BRIEF:
Select and reproduce each line of the listing below that bears the string "countries".

[Entries from a dataset]
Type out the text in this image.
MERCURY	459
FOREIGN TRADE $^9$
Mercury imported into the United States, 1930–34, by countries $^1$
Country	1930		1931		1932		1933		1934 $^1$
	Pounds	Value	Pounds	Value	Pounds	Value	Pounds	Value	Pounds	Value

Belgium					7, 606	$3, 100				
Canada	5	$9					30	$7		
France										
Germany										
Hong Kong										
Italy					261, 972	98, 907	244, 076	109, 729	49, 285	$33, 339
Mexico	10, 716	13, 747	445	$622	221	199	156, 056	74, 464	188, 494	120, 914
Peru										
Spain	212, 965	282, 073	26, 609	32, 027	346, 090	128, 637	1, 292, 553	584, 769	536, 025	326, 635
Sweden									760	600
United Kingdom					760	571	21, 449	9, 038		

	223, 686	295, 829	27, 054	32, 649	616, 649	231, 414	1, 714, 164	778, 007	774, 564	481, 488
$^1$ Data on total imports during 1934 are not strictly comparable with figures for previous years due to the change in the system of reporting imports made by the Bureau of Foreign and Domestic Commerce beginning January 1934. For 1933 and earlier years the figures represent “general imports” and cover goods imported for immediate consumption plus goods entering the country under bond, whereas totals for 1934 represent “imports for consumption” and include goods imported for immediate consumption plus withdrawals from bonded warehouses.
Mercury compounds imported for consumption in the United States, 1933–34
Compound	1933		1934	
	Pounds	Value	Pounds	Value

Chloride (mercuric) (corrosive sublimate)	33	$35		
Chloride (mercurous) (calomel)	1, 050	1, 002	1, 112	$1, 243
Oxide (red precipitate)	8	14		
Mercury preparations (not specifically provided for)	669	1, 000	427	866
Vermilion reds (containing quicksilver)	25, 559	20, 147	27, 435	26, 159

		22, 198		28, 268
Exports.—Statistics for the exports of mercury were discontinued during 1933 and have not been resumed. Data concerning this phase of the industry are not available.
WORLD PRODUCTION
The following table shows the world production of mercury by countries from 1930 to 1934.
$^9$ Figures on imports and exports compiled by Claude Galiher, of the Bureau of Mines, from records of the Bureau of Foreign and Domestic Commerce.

TASK ANSWER:
Mercury imported into the United States, 1930–34, by countries $^1$
The following table shows the world production of mercury by countries from 1930 to 1934.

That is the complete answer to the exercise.